## Directive
Where a line of the material contains the string "modelo", copy that line.

** begin Dataset excerpts **

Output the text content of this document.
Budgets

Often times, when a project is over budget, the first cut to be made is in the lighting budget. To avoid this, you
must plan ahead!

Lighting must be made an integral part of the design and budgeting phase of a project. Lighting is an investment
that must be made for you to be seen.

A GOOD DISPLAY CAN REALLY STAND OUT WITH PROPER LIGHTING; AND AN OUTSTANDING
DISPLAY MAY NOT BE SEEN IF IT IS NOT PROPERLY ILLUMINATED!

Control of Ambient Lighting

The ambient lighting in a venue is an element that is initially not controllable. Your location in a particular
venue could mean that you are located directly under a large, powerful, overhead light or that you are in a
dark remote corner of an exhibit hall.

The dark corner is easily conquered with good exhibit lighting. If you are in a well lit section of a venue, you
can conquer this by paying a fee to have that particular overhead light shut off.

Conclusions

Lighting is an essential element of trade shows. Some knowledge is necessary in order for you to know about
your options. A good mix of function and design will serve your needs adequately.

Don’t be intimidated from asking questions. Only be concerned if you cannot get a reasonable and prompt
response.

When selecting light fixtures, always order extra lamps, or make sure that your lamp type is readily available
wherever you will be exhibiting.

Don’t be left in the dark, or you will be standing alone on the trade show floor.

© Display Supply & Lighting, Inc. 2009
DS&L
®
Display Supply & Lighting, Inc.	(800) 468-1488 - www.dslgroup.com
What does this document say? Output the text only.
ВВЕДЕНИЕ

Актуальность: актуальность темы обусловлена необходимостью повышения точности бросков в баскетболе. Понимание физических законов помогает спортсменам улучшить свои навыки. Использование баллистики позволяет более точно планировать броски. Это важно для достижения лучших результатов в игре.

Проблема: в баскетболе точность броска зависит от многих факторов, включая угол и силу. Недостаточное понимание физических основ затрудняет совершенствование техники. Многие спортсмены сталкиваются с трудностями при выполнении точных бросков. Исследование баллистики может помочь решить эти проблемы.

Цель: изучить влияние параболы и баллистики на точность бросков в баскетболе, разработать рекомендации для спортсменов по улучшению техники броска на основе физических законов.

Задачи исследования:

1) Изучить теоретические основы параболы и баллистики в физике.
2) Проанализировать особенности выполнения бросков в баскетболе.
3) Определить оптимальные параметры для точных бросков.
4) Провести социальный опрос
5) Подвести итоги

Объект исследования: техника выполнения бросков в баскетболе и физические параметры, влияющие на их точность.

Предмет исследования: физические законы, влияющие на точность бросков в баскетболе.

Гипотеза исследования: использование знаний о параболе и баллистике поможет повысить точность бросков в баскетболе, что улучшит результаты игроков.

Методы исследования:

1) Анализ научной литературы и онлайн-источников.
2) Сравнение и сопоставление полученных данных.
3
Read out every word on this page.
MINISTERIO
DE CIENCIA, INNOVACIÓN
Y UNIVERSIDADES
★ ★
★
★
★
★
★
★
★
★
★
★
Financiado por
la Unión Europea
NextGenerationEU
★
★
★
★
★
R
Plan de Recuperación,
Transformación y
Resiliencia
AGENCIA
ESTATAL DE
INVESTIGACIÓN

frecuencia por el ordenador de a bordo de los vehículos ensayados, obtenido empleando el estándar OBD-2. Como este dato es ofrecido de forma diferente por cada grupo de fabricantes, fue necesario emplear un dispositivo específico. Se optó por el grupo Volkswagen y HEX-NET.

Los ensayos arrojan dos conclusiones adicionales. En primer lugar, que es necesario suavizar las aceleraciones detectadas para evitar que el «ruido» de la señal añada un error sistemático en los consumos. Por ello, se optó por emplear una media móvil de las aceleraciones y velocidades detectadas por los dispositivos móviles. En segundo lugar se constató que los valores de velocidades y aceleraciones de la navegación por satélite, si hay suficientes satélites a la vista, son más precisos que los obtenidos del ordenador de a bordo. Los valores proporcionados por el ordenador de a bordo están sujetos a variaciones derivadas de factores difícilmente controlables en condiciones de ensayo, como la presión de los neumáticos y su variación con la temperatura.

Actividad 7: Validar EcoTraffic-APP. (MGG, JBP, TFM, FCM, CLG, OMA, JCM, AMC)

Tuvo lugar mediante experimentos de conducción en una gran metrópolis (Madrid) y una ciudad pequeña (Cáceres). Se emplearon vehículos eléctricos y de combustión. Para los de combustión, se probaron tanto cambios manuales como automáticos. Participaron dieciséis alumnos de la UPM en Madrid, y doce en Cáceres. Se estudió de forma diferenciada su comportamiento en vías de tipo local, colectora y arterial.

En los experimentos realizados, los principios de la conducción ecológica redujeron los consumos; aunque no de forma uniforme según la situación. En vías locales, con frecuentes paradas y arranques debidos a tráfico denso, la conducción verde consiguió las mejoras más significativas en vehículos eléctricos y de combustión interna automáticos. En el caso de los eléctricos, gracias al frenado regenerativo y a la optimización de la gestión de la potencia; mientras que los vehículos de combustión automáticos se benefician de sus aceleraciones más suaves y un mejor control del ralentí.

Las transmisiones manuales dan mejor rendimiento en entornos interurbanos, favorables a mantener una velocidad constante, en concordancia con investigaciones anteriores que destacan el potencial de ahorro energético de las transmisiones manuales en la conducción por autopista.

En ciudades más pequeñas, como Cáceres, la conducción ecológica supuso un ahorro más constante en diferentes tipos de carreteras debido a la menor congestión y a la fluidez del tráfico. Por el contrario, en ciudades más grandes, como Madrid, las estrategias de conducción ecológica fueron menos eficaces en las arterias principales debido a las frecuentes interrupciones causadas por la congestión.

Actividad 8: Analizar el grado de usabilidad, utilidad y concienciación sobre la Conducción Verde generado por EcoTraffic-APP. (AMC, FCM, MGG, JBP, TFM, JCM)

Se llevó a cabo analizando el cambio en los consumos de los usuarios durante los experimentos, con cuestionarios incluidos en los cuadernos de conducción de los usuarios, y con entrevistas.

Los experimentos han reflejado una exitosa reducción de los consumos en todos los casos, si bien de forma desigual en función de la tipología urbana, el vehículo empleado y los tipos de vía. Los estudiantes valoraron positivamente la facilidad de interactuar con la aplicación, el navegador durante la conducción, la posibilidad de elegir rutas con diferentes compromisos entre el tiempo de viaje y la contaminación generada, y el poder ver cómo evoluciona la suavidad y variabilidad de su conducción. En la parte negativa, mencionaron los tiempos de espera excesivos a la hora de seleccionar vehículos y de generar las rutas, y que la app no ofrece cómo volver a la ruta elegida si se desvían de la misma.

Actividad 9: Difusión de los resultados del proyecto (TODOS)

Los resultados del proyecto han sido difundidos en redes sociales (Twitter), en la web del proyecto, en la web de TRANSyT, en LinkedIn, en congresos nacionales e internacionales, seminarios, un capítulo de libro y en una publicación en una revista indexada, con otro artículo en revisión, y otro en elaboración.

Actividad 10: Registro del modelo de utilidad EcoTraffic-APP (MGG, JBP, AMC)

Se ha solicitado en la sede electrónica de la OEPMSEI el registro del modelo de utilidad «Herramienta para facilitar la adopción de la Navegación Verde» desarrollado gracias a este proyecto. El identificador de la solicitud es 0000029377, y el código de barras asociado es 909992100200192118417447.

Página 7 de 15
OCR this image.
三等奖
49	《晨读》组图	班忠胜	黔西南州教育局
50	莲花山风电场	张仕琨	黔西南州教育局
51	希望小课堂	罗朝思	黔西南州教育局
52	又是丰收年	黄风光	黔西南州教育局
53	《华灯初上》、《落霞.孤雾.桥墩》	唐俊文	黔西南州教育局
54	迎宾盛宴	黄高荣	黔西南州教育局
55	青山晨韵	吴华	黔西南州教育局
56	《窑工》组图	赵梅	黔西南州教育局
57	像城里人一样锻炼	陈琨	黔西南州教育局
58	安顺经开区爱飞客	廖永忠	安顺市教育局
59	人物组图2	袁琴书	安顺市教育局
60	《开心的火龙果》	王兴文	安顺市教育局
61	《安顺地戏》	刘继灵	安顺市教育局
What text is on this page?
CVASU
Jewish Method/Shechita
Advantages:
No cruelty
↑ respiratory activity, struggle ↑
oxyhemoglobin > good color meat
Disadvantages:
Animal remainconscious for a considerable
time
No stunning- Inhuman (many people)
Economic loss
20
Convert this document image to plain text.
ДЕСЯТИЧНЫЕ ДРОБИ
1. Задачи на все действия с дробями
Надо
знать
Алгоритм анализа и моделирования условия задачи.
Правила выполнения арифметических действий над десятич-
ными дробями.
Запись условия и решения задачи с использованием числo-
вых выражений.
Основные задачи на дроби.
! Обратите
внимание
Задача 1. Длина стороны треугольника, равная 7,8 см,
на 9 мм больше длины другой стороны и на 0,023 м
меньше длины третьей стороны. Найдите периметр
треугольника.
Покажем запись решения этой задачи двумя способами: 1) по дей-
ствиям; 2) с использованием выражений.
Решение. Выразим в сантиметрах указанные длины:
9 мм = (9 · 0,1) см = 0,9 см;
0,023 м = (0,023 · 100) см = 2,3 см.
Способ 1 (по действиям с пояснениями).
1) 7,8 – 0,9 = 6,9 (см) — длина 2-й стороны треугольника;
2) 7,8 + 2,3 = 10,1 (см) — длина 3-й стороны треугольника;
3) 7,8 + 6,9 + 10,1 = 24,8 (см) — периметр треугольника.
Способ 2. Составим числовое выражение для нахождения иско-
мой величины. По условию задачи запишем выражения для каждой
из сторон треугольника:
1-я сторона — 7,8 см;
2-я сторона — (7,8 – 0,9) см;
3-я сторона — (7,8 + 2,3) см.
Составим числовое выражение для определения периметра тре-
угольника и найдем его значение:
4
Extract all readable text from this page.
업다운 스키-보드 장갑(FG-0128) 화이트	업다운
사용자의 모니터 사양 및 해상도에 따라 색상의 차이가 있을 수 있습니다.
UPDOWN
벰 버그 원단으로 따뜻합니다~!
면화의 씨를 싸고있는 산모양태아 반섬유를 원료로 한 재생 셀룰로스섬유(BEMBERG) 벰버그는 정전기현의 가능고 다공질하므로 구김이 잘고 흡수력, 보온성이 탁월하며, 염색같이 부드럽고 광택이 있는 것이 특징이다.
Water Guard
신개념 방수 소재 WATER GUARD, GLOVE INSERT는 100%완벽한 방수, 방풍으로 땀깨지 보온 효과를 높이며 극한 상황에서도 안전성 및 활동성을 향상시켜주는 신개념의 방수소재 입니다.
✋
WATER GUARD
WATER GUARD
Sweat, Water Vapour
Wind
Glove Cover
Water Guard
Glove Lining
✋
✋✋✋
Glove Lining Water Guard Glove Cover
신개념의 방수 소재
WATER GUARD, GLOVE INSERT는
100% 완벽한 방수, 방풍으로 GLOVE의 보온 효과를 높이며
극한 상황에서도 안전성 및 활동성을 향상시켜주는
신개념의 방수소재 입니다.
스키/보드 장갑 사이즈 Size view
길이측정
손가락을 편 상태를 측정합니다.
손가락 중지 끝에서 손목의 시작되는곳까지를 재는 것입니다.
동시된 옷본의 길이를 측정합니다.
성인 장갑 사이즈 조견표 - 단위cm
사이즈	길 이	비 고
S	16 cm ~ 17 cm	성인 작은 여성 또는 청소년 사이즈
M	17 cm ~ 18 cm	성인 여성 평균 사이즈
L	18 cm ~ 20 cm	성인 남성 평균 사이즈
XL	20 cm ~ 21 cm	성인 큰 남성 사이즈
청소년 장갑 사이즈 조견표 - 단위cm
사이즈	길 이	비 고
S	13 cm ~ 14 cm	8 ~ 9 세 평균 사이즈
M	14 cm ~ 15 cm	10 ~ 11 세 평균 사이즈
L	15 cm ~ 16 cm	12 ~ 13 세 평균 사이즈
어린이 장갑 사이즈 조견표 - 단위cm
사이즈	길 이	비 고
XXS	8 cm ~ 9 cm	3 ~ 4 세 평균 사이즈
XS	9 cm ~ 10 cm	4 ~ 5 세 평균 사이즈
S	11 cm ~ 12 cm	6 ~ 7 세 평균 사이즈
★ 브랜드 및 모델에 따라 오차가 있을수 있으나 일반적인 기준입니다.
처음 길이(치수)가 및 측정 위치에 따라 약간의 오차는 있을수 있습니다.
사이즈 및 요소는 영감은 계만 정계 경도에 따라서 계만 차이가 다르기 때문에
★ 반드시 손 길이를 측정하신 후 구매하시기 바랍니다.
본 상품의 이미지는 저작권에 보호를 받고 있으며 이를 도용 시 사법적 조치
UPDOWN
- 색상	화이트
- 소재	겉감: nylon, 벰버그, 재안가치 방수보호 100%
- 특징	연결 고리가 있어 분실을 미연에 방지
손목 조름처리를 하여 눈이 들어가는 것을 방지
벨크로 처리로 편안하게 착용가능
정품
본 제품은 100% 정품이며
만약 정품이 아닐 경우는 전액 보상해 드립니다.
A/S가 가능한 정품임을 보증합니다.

** end Dataset excerpts **

## Output of the task
Actividad 10: Registro del modelo de utilidad EcoTraffic-APP (MGG, JBP, AMC)
Se ha solicitado en la sede electrónica de la OEPMSEI el registro del modelo de utilidad «Herramienta para facilitar la adopción de la Navegación Verde» desarrollado gracias a este proyecto. El identificador de la solicitud es 0000029377, y el código de barras asociado es 909992100200192118417447.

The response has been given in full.